> GIVEN TASK:
Without the pictures, return each record as it appears.

> TASK INPUT:
>> BEGIN

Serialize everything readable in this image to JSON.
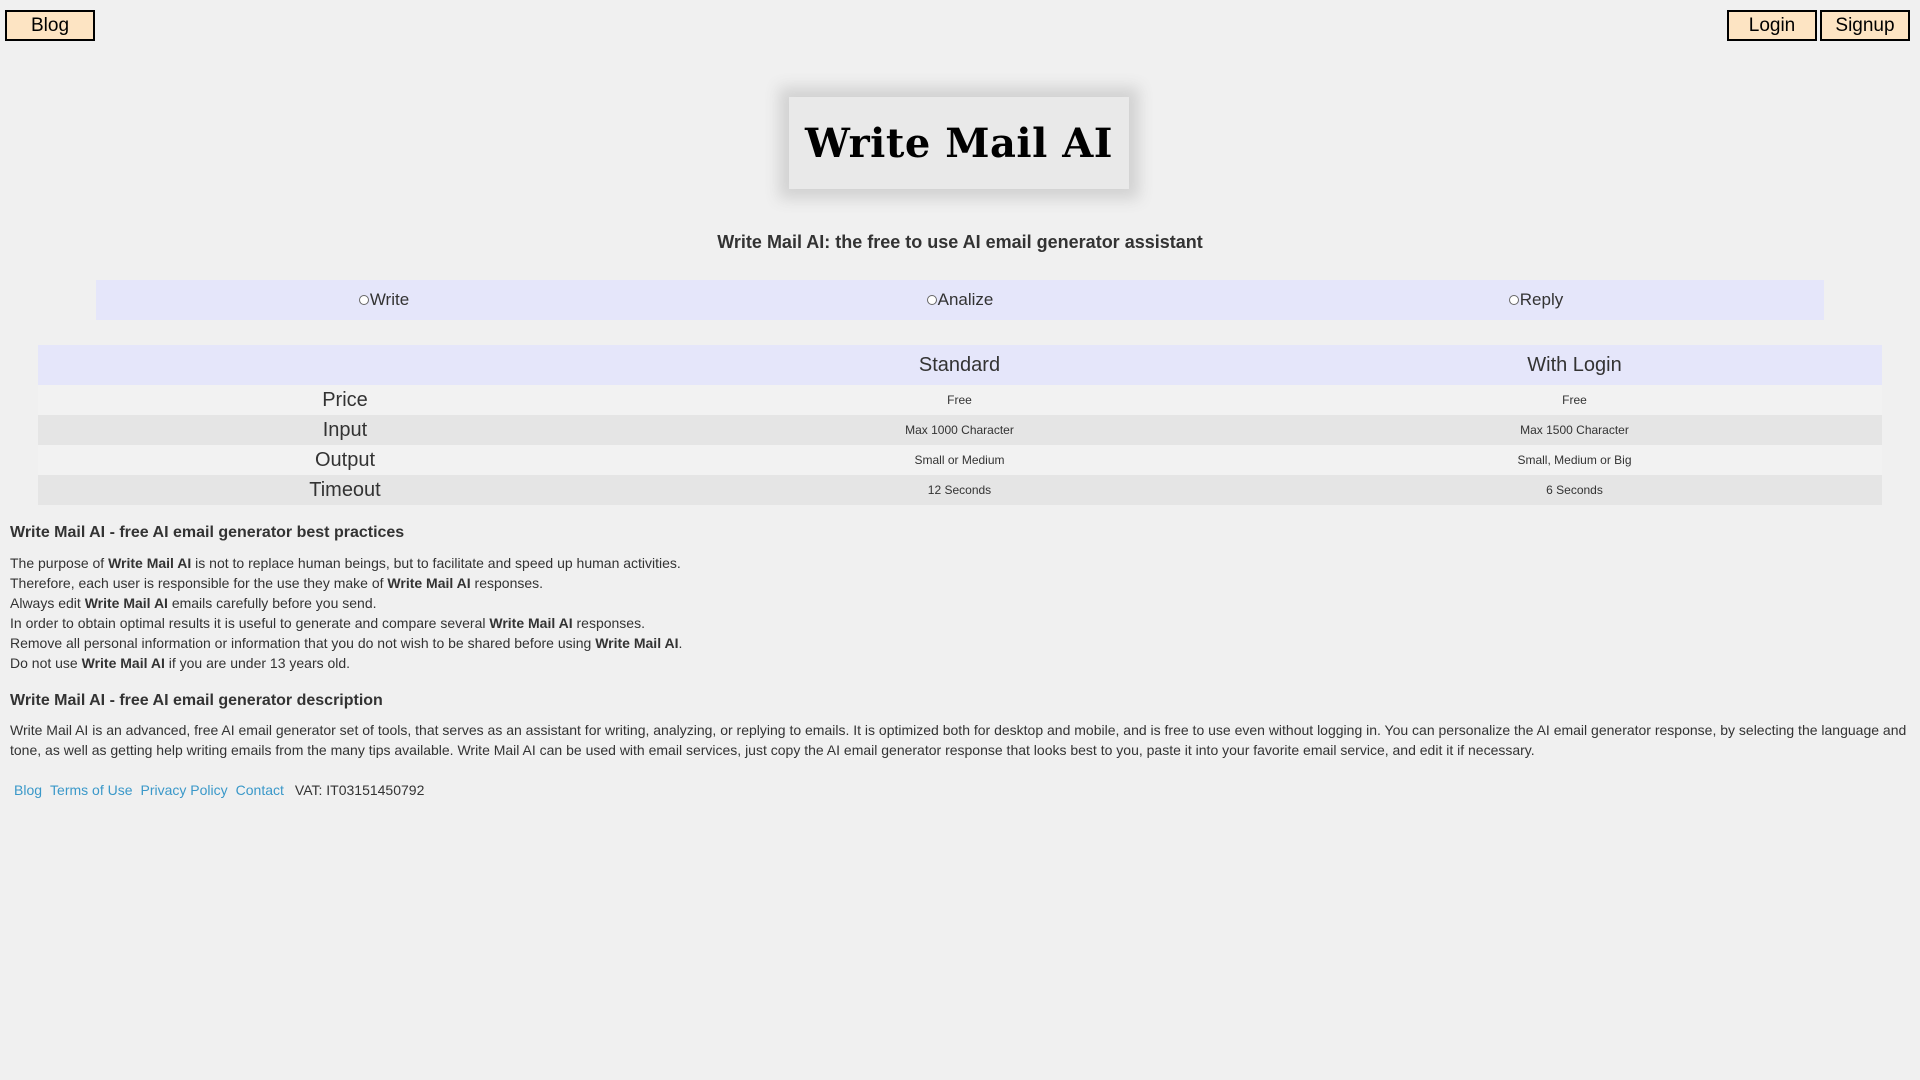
{
  "nav": {
    "blog_label": "Blog",
    "login_label": "Login",
    "signup_label": "Signup"
  },
  "logo": {
    "text": "Write Mail AI"
  },
  "subtitle": "Write Mail AI: the free to use AI email generator assistant",
  "modes": [
    {
      "label": "Write",
      "selected": false
    },
    {
      "label": "Analize",
      "selected": false
    },
    {
      "label": "Reply",
      "selected": false
    }
  ],
  "pricing": {
    "headers": [
      "",
      "Standard",
      "With Login"
    ],
    "rows": [
      {
        "label": "Price",
        "standard": "Free",
        "with_login": "Free"
      },
      {
        "label": "Input",
        "standard": "Max 1000 Character",
        "with_login": "Max 1500 Character"
      },
      {
        "label": "Output",
        "standard": "Small or Medium",
        "with_login": "Small, Medium or Big"
      },
      {
        "label": "Timeout",
        "standard": "12 Seconds",
        "with_login": "6 Seconds"
      }
    ]
  },
  "best_practices": {
    "heading": "Write Mail AI - free AI email generator best practices",
    "brand": "Write Mail AI",
    "lines": [
      {
        "pre": "The purpose of ",
        "post": " is not to replace human beings, but to facilitate and speed up human activities."
      },
      {
        "pre": "Therefore, each user is responsible for the use they make of ",
        "post": " responses."
      },
      {
        "pre": "Always edit ",
        "post": " emails carefully before you send."
      },
      {
        "pre": "In order to obtain optimal results it is useful to generate and compare several ",
        "post": " responses."
      },
      {
        "pre": "Remove all personal information or information that you do not wish to be shared before using ",
        "post": "."
      },
      {
        "pre": "Do not use ",
        "post": " if you are under 13 years old."
      }
    ]
  },
  "description": {
    "heading": "Write Mail AI - free AI email generator description",
    "text": "Write Mail AI is an advanced, free AI email generator set of tools, that serves as an assistant for writing, analyzing, or replying to emails. It is optimized both for desktop and mobile, and is free to use even without logging in. You can personalize the AI email generator response, by selecting the language and tone, as well as getting help writing emails from the many tips available. Write Mail AI can be used with email services, just copy the AI email generator response that looks best to you, paste it into your favorite email service, and edit it if necessary."
  },
  "footer": {
    "blog": "Blog",
    "terms": "Terms of Use",
    "privacy": "Privacy Policy",
    "contact": "Contact",
    "vat": "VAT: IT03151450792"
  }
}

>> END

> RESPONSE TO THE TASK:
Serialize everything readable in this image to JSON.
{
  "nav": {
    "blog_label": "Blog",
    "login_label": "Login",
    "signup_label": "Signup"
  },
  "logo": {
    "text": "Write Mail AI"
  },
  "subtitle": "Write Mail AI: the free to use AI email generator assistant",
  "modes": [
    {
      "label": "Write",
      "selected": false
    },
    {
      "label": "Analize",
      "selected": false
    },
    {
      "label": "Reply",
      "selected": false
    }
  ],
  "pricing": {
    "headers": [
      "",
      "Standard",
      "With Login"
    ],
    "rows": [
      {
        "label": "Price",
        "standard": "Free",
        "with_login": "Free"
      },
      {
        "label": "Input",
        "standard": "Max 1000 Character",
        "with_login": "Max 1500 Character"
      },
      {
        "label": "Output",
        "standard": "Small or Medium",
        "with_login": "Small, Medium or Big"
      },
      {
        "label": "Timeout",
        "standard": "12 Seconds",
        "with_login": "6 Seconds"
      }
    ]
  },
  "best_practices": {
    "heading": "Write Mail AI - free AI email generator best practices",
    "brand": "Write Mail AI",
    "lines": [
      {
        "pre": "The purpose of ",
        "post": " is not to replace human beings, but to facilitate and speed up human activities."
      },
      {
        "pre": "Therefore, each user is responsible for the use they make of ",
        "post": " responses."
      },
      {
        "pre": "Always edit ",
        "post": " emails carefully before you send."
      },
      {
        "pre": "In order to obtain optimal results it is useful to generate and compare several ",
        "post": " responses."
      },
      {
        "pre": "Remove all personal information or information that you do not wish to be shared before using ",
        "post": "."
      },
      {
        "pre": "Do not use ",
        "post": " if you are under 13 years old."
      }
    ]
  },
  "description": {
    "heading": "Write Mail AI - free AI email generator description",
    "text": "Write Mail AI is an advanced, free AI email generator set of tools, that serves as an assistant for writing, analyzing, or replying to emails. It is optimized both for desktop and mobile, and is free to use even without logging in. You can personalize the AI email generator response, by selecting the language and tone, as well as getting help writing emails from the many tips available. Write Mail AI can be used with email services, just copy the AI email generator response that looks best to you, paste it into your favorite email service, and edit it if necessary."
  },
  "footer": {
    "blog": "Blog",
    "terms": "Terms of Use",
    "privacy": "Privacy Policy",
    "contact": "Contact",
    "vat": "VAT: IT03151450792"
  }
}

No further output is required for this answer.